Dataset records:
+++

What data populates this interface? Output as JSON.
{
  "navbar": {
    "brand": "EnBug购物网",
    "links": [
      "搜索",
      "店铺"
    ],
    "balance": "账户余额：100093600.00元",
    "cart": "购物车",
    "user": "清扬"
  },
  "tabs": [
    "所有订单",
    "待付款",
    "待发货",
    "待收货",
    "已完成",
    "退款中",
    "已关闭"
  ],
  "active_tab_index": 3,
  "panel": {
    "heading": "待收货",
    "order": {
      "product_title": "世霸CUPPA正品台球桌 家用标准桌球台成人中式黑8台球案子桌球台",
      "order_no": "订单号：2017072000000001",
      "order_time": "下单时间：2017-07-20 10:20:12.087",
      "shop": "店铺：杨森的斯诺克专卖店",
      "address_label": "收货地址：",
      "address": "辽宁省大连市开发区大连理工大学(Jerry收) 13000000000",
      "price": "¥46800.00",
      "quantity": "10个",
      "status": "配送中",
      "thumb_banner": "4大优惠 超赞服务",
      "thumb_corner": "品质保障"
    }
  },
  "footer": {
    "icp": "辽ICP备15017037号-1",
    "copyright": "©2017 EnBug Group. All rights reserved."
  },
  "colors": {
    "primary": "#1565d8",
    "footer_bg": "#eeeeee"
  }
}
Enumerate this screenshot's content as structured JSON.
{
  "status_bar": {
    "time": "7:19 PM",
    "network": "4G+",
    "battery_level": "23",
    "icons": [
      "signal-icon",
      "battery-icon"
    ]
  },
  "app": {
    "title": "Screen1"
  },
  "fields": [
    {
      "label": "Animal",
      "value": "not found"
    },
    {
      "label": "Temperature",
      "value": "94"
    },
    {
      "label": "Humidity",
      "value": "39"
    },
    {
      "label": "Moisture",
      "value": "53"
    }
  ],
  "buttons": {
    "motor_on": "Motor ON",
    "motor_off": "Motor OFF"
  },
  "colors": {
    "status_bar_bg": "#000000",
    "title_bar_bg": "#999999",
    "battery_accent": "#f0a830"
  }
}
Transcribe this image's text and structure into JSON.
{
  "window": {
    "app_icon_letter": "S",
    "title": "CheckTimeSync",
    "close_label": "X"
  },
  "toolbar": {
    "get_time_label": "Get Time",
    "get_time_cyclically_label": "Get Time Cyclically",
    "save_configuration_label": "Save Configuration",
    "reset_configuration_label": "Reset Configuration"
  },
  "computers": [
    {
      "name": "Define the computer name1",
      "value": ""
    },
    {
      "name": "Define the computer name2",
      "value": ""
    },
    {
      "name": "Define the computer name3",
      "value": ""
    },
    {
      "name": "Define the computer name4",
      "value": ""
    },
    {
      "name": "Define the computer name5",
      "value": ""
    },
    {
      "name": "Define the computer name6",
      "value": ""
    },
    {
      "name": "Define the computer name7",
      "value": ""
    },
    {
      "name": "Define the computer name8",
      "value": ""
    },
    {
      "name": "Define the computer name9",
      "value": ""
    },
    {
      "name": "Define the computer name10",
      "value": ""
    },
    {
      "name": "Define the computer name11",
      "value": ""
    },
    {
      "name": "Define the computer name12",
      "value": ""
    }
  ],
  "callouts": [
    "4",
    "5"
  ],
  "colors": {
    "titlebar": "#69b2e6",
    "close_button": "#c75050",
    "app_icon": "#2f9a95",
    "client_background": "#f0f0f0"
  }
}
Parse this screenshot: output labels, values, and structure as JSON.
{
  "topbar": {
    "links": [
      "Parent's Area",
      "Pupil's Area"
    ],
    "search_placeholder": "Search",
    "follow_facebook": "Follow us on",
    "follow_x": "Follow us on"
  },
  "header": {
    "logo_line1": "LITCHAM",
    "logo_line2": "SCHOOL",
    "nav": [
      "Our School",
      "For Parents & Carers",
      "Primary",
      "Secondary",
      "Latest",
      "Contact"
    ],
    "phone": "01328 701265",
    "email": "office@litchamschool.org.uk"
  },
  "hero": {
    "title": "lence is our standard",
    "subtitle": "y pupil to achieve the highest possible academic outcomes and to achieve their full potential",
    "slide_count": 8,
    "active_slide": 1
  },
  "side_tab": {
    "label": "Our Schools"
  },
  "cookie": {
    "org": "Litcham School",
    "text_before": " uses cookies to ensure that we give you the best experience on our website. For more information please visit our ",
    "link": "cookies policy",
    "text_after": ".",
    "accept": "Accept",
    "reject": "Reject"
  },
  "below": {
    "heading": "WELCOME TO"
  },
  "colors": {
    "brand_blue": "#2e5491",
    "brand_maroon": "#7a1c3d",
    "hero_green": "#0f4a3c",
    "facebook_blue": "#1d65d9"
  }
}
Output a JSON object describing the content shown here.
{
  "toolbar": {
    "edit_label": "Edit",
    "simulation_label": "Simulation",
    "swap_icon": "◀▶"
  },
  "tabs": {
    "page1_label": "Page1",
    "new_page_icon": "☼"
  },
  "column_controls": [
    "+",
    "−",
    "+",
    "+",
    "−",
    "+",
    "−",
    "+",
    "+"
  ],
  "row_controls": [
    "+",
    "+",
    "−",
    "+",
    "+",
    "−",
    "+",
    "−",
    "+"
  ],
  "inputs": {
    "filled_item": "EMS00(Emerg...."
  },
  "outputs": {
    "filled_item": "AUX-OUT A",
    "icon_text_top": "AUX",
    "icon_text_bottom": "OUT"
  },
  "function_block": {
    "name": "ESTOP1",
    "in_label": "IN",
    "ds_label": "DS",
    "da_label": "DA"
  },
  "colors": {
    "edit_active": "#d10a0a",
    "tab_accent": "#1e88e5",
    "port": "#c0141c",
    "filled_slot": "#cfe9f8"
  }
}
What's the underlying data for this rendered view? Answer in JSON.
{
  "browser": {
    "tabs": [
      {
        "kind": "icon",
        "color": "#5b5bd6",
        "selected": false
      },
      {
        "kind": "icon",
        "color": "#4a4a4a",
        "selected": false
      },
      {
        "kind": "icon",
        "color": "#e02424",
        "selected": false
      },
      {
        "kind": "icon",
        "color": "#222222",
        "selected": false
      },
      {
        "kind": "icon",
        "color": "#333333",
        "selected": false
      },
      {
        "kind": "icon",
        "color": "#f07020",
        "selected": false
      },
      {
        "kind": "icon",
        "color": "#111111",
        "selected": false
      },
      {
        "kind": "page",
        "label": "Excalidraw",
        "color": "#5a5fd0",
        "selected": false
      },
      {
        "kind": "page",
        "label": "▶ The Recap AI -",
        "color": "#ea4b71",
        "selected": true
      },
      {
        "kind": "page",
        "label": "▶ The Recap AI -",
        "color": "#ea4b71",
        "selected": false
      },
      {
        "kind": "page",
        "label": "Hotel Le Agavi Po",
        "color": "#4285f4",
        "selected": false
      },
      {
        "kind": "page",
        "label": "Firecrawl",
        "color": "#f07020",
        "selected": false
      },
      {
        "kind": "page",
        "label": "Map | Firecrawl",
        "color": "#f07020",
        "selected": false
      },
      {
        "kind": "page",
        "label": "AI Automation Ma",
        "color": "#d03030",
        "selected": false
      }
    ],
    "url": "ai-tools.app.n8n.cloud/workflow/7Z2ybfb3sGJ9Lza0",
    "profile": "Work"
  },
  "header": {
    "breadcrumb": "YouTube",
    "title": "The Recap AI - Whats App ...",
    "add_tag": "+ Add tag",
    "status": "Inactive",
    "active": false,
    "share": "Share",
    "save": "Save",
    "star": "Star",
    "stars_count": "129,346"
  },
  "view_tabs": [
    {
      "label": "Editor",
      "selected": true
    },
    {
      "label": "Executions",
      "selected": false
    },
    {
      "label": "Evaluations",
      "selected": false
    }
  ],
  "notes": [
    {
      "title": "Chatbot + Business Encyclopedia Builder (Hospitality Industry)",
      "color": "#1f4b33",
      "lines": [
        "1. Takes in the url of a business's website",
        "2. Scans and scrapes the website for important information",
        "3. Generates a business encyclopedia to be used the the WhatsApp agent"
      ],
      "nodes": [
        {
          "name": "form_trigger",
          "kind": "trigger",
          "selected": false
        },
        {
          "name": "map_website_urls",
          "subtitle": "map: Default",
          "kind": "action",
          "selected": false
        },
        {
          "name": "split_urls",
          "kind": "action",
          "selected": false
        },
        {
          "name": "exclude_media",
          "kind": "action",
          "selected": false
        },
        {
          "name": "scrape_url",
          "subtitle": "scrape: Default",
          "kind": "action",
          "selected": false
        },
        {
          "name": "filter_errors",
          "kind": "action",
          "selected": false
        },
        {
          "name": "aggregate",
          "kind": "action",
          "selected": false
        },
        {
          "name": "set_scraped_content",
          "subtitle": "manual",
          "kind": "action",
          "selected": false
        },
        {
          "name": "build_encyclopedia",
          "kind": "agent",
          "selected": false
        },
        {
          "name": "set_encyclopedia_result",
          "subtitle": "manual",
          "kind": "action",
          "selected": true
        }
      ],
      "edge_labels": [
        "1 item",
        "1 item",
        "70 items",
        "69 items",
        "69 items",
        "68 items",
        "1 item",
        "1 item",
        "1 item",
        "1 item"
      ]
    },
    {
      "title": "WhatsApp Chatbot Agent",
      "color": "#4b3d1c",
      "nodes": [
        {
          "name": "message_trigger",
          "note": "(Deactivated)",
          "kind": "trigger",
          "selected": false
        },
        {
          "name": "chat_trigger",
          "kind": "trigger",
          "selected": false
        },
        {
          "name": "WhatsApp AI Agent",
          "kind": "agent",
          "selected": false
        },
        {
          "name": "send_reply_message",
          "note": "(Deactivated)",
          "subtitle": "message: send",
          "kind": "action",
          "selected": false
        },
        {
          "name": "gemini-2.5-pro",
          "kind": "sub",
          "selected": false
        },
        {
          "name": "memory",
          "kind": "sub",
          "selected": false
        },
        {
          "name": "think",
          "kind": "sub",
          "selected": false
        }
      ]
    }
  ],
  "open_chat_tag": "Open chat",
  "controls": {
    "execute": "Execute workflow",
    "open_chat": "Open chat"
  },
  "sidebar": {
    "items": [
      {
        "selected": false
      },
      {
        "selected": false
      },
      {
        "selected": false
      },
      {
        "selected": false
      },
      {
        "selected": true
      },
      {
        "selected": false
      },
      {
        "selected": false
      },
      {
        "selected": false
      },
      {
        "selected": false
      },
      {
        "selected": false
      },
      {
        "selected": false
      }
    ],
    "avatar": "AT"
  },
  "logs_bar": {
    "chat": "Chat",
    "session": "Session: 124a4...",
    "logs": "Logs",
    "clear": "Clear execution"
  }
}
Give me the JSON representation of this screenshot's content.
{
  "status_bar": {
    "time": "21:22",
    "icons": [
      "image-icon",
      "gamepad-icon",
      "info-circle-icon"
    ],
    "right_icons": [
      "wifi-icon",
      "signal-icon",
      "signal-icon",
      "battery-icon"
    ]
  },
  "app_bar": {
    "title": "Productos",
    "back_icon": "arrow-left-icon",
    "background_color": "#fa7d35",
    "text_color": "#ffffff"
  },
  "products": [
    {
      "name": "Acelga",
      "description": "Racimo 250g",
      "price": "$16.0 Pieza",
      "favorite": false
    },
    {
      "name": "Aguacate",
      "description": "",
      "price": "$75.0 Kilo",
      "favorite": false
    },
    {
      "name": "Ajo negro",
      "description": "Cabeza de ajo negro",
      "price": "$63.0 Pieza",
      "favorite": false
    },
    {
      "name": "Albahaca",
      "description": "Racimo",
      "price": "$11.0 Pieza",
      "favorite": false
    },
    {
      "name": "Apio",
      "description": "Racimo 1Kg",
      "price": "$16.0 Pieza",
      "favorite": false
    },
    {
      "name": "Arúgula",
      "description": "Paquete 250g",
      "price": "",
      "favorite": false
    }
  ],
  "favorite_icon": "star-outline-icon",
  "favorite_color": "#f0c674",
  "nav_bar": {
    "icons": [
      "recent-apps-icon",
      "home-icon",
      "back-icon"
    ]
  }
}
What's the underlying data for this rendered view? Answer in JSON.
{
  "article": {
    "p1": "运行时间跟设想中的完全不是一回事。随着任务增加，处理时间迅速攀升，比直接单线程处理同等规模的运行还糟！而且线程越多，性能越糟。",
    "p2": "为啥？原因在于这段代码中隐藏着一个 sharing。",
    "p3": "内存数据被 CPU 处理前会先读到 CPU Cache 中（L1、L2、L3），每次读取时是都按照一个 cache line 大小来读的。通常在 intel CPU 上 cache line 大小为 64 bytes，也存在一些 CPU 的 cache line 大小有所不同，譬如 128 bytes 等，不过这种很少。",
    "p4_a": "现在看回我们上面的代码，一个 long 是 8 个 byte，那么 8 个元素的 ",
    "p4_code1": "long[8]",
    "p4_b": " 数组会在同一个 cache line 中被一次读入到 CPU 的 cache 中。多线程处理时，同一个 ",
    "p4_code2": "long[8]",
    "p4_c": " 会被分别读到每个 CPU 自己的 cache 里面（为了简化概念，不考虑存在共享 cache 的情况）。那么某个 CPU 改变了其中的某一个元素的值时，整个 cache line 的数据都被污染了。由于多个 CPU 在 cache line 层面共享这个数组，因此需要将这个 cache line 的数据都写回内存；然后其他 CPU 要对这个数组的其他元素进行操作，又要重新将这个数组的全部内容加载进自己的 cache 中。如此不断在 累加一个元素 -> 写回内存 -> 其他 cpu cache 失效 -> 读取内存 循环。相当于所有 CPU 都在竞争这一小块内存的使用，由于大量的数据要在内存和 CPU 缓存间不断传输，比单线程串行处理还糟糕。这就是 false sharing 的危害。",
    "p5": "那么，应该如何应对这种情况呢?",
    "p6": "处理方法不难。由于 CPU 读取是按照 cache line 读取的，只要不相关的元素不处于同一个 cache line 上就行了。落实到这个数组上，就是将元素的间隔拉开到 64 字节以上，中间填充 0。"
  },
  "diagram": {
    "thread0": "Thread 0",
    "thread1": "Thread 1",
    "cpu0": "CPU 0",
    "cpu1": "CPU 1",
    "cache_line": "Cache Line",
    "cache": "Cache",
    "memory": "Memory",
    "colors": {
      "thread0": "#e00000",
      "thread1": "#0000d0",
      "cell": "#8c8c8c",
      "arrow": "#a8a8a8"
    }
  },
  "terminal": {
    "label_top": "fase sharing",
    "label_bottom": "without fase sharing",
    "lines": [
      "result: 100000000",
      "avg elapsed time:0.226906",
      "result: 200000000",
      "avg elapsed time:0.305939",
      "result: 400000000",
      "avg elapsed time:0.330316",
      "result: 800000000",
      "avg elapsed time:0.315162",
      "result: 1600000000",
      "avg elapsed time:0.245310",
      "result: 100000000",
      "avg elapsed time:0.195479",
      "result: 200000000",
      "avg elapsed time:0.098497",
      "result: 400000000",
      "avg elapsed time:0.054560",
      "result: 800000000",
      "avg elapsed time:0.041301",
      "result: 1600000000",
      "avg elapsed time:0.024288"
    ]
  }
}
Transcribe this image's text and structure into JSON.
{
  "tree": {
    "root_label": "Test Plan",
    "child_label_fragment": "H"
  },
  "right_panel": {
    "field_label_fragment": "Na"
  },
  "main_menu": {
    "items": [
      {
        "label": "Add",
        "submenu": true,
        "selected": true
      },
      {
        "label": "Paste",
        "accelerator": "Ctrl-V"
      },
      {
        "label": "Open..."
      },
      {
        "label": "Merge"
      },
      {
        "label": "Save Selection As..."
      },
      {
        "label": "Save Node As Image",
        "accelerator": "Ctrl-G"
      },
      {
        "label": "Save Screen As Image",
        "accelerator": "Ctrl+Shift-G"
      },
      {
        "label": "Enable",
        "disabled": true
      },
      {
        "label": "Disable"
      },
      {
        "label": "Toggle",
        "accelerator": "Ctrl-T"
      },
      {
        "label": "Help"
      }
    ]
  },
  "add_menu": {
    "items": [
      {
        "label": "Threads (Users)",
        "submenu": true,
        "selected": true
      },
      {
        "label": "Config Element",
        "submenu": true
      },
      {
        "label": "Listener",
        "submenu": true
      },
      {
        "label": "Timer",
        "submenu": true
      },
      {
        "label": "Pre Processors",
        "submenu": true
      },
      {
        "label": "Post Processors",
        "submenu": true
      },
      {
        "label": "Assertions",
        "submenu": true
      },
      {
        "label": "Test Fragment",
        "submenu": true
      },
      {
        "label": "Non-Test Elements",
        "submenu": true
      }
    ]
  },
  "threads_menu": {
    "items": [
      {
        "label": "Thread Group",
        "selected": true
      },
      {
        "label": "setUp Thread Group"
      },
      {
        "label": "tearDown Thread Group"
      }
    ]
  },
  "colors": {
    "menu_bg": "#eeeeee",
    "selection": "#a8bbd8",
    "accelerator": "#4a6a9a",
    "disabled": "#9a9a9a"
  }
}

+++

Given request ::
Tally the lines of the data that contain the string "Group" and report the total alone.

Answer below ::
4